**Written request:**
State only the number of lines that include "title".
___ Records for the task
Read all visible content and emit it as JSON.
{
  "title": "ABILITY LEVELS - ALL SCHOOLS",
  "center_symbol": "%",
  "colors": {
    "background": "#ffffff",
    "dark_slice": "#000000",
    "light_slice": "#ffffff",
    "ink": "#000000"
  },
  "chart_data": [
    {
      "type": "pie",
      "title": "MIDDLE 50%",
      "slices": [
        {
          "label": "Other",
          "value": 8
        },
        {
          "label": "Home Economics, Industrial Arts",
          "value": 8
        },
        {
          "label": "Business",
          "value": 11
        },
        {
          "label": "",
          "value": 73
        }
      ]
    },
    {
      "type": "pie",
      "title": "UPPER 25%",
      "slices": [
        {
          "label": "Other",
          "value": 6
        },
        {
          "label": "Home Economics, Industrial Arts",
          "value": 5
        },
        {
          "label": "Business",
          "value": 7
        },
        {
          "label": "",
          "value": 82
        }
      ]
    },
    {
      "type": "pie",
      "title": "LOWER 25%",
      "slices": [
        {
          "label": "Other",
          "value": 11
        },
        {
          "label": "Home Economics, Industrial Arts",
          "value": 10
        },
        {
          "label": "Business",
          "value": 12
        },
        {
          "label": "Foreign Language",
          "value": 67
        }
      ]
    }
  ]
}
______
**Reply to the task:**
4